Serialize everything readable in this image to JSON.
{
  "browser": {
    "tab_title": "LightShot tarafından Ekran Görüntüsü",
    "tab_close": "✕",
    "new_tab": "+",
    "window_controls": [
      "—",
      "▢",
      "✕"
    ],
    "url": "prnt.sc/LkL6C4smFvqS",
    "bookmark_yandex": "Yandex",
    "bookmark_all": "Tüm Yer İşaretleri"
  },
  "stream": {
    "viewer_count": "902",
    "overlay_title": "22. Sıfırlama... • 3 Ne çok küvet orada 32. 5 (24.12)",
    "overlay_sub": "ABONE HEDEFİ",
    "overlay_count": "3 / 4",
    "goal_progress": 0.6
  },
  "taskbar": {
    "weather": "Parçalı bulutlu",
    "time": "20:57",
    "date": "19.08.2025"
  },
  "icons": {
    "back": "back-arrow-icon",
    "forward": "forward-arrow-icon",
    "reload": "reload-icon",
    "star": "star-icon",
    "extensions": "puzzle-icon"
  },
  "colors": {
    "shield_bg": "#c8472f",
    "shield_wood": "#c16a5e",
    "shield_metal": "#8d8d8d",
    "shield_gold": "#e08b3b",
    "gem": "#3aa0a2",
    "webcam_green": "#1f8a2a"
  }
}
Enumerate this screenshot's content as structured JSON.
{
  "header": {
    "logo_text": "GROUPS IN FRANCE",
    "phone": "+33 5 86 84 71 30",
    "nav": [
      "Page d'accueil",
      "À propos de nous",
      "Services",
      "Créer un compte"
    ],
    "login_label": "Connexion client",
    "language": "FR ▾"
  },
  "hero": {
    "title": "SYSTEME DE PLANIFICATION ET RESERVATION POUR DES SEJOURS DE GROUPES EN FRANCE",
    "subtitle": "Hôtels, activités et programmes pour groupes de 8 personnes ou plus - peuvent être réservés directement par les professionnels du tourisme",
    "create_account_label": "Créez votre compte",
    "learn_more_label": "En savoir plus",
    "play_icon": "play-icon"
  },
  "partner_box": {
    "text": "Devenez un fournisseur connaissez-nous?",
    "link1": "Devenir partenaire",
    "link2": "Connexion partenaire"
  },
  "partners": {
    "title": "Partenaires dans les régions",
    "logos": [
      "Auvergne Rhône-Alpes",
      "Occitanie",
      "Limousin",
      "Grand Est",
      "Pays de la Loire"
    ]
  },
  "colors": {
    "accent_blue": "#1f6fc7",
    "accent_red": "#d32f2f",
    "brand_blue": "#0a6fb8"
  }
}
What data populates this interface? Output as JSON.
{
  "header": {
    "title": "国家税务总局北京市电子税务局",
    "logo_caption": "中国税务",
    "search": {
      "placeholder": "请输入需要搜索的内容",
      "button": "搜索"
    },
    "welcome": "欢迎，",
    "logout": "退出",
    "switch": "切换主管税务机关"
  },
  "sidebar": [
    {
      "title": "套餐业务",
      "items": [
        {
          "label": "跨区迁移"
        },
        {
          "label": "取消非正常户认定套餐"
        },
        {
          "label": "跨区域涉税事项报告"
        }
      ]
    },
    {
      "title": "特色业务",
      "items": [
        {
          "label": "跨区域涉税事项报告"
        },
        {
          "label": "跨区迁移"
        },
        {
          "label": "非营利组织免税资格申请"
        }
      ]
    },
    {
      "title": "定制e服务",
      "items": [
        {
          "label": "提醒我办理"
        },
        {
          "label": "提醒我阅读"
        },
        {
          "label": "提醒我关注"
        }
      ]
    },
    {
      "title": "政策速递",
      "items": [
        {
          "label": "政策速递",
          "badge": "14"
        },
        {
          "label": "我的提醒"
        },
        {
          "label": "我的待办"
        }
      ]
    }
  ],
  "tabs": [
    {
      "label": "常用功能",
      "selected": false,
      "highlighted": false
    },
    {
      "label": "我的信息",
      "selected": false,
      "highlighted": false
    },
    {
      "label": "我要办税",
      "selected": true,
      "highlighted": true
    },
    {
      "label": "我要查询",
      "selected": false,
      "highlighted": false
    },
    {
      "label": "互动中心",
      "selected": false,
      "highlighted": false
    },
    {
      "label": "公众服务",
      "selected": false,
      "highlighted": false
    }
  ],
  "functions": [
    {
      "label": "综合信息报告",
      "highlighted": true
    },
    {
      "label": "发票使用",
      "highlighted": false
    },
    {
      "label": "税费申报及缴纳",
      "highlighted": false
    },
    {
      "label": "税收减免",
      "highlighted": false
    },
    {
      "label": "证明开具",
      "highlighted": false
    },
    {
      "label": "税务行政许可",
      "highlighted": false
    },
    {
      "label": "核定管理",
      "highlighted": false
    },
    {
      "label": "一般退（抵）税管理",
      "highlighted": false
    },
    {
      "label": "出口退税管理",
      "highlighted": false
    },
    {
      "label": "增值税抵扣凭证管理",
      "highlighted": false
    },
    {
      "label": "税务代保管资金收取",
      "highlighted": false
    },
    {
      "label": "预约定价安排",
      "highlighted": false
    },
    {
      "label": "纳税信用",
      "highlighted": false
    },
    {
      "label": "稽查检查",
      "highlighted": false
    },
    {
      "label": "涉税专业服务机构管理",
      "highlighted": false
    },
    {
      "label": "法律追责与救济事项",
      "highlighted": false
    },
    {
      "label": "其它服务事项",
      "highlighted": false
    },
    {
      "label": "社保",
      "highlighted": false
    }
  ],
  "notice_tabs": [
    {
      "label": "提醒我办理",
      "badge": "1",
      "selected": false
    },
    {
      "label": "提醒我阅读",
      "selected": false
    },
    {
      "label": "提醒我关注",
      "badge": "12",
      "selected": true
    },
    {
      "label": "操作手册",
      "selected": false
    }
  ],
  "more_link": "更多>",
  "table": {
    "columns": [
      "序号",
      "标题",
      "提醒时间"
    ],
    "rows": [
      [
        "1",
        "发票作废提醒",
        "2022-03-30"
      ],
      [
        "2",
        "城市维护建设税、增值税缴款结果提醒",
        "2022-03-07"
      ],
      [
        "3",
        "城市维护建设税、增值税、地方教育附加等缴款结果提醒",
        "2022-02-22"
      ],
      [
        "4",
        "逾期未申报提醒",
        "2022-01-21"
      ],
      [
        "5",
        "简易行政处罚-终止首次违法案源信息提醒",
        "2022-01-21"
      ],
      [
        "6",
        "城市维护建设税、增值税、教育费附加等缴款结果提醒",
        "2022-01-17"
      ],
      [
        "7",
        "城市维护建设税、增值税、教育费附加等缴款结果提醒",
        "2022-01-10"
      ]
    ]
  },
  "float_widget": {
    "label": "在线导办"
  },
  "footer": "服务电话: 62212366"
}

### Requirement
Print all of the entries exactly as they appear.

### Solution
Serialize everything readable in this image to JSON.
{
  "browser": {
    "tab_title": "LightShot tarafından Ekran Görüntüsü",
    "tab_close": "✕",
    "new_tab": "+",
    "window_controls": [
      "—",
      "▢",
      "✕"
    ],
    "url": "prnt.sc/LkL6C4smFvqS",
    "bookmark_yandex": "Yandex",
    "bookmark_all": "Tüm Yer İşaretleri"
  },
  "stream": {
    "viewer_count": "902",
    "overlay_title": "22. Sıfırlama... • 3 Ne çok küvet orada 32. 5 (24.12)",
    "overlay_sub": "ABONE HEDEFİ",
    "overlay_count": "3 / 4",
    "goal_progress": 0.6
  },
  "taskbar": {
    "weather": "Parçalı bulutlu",
    "time": "20:57",
    "date": "19.08.2025"
  },
  "icons": {
    "back": "back-arrow-icon",
    "forward": "forward-arrow-icon",
    "reload": "reload-icon",
    "star": "star-icon",
    "extensions": "puzzle-icon"
  },
  "colors": {
    "shield_bg": "#c8472f",
    "shield_wood": "#c16a5e",
    "shield_metal": "#8d8d8d",
    "shield_gold": "#e08b3b",
    "gem": "#3aa0a2",
    "webcam_green": "#1f8a2a"
  }
}
Enumerate this screenshot's content as structured JSON.
{
  "header": {
    "logo_text": "GROUPS IN FRANCE",
    "phone": "+33 5 86 84 71 30",
    "nav": [
      "Page d'accueil",
      "À propos de nous",
      "Services",
      "Créer un compte"
    ],
    "login_label": "Connexion client",
    "language": "FR ▾"
  },
  "hero": {
    "title": "SYSTEME DE PLANIFICATION ET RESERVATION POUR DES SEJOURS DE GROUPES EN FRANCE",
    "subtitle": "Hôtels, activités et programmes pour groupes de 8 personnes ou plus - peuvent être réservés directement par les professionnels du tourisme",
    "create_account_label": "Créez votre compte",
    "learn_more_label": "En savoir plus",
    "play_icon": "play-icon"
  },
  "partner_box": {
    "text": "Devenez un fournisseur connaissez-nous?",
    "link1": "Devenir partenaire",
    "link2": "Connexion partenaire"
  },
  "partners": {
    "title": "Partenaires dans les régions",
    "logos": [
      "Auvergne Rhône-Alpes",
      "Occitanie",
      "Limousin",
      "Grand Est",
      "Pays de la Loire"
    ]
  },
  "colors": {
    "accent_blue": "#1f6fc7",
    "accent_red": "#d32f2f",
    "brand_blue": "#0a6fb8"
  }
}
What data populates this interface? Output as JSON.
{
  "header": {
    "title": "国家税务总局北京市电子税务局",
    "logo_caption": "中国税务",
    "search": {
      "placeholder": "请输入需要搜索的内容",
      "button": "搜索"
    },
    "welcome": "欢迎，",
    "logout": "退出",
    "switch": "切换主管税务机关"
  },
  "sidebar": [
    {
      "title": "套餐业务",
      "items": [
        {
          "label": "跨区迁移"
        },
        {
          "label": "取消非正常户认定套餐"
        },
        {
          "label": "跨区域涉税事项报告"
        }
      ]
    },
    {
      "title": "特色业务",
      "items": [
        {
          "label": "跨区域涉税事项报告"
        },
        {
          "label": "跨区迁移"
        },
        {
          "label": "非营利组织免税资格申请"
        }
      ]
    },
    {
      "title": "定制e服务",
      "items": [
        {
          "label": "提醒我办理"
        },
        {
          "label": "提醒我阅读"
        },
        {
          "label": "提醒我关注"
        }
      ]
    },
    {
      "title": "政策速递",
      "items": [
        {
          "label": "政策速递",
          "badge": "14"
        },
        {
          "label": "我的提醒"
        },
        {
          "label": "我的待办"
        }
      ]
    }
  ],
  "tabs": [
    {
      "label": "常用功能",
      "selected": false,
      "highlighted": false
    },
    {
      "label": "我的信息",
      "selected": false,
      "highlighted": false
    },
    {
      "label": "我要办税",
      "selected": true,
      "highlighted": true
    },
    {
      "label": "我要查询",
      "selected": false,
      "highlighted": false
    },
    {
      "label": "互动中心",
      "selected": false,
      "highlighted": false
    },
    {
      "label": "公众服务",
      "selected": false,
      "highlighted": false
    }
  ],
  "functions": [
    {
      "label": "综合信息报告",
      "highlighted": true
    },
    {
      "label": "发票使用",
      "highlighted": false
    },
    {
      "label": "税费申报及缴纳",
      "highlighted": false
    },
    {
      "label": "税收减免",
      "highlighted": false
    },
    {
      "label": "证明开具",
      "highlighted": false
    },
    {
      "label": "税务行政许可",
      "highlighted": false
    },
    {
      "label": "核定管理",
      "highlighted": false
    },
    {
      "label": "一般退（抵）税管理",
      "highlighted": false
    },
    {
      "label": "出口退税管理",
      "highlighted": false
    },
    {
      "label": "增值税抵扣凭证管理",
      "highlighted": false
    },
    {
      "label": "税务代保管资金收取",
      "highlighted": false
    },
    {
      "label": "预约定价安排",
      "highlighted": false
    },
    {
      "label": "纳税信用",
      "highlighted": false
    },
    {
      "label": "稽查检查",
      "highlighted": false
    },
    {
      "label": "涉税专业服务机构管理",
      "highlighted": false
    },
    {
      "label": "法律追责与救济事项",
      "highlighted": false
    },
    {
      "label": "其它服务事项",
      "highlighted": false
    },
    {
      "label": "社保",
      "highlighted": false
    }
  ],
  "notice_tabs": [
    {
      "label": "提醒我办理",
      "badge": "1",
      "selected": false
    },
    {
      "label": "提醒我阅读",
      "selected": false
    },
    {
      "label": "提醒我关注",
      "badge": "12",
      "selected": true
    },
    {
      "label": "操作手册",
      "selected": false
    }
  ],
  "more_link": "更多>",
  "table": {
    "columns": [
      "序号",
      "标题",
      "提醒时间"
    ],
    "rows": [
      [
        "1",
        "发票作废提醒",
        "2022-03-30"
      ],
      [
        "2",
        "城市维护建设税、增值税缴款结果提醒",
        "2022-03-07"
      ],
      [
        "3",
        "城市维护建设税、增值税、地方教育附加等缴款结果提醒",
        "2022-02-22"
      ],
      [
        "4",
        "逾期未申报提醒",
        "2022-01-21"
      ],
      [
        "5",
        "简易行政处罚-终止首次违法案源信息提醒",
        "2022-01-21"
      ],
      [
        "6",
        "城市维护建设税、增值税、教育费附加等缴款结果提醒",
        "2022-01-17"
      ],
      [
        "7",
        "城市维护建设税、增值税、教育费附加等缴款结果提醒",
        "2022-01-10"
      ]
    ]
  },
  "float_widget": {
    "label": "在线导办"
  },
  "footer": "服务电话: 62212366"
}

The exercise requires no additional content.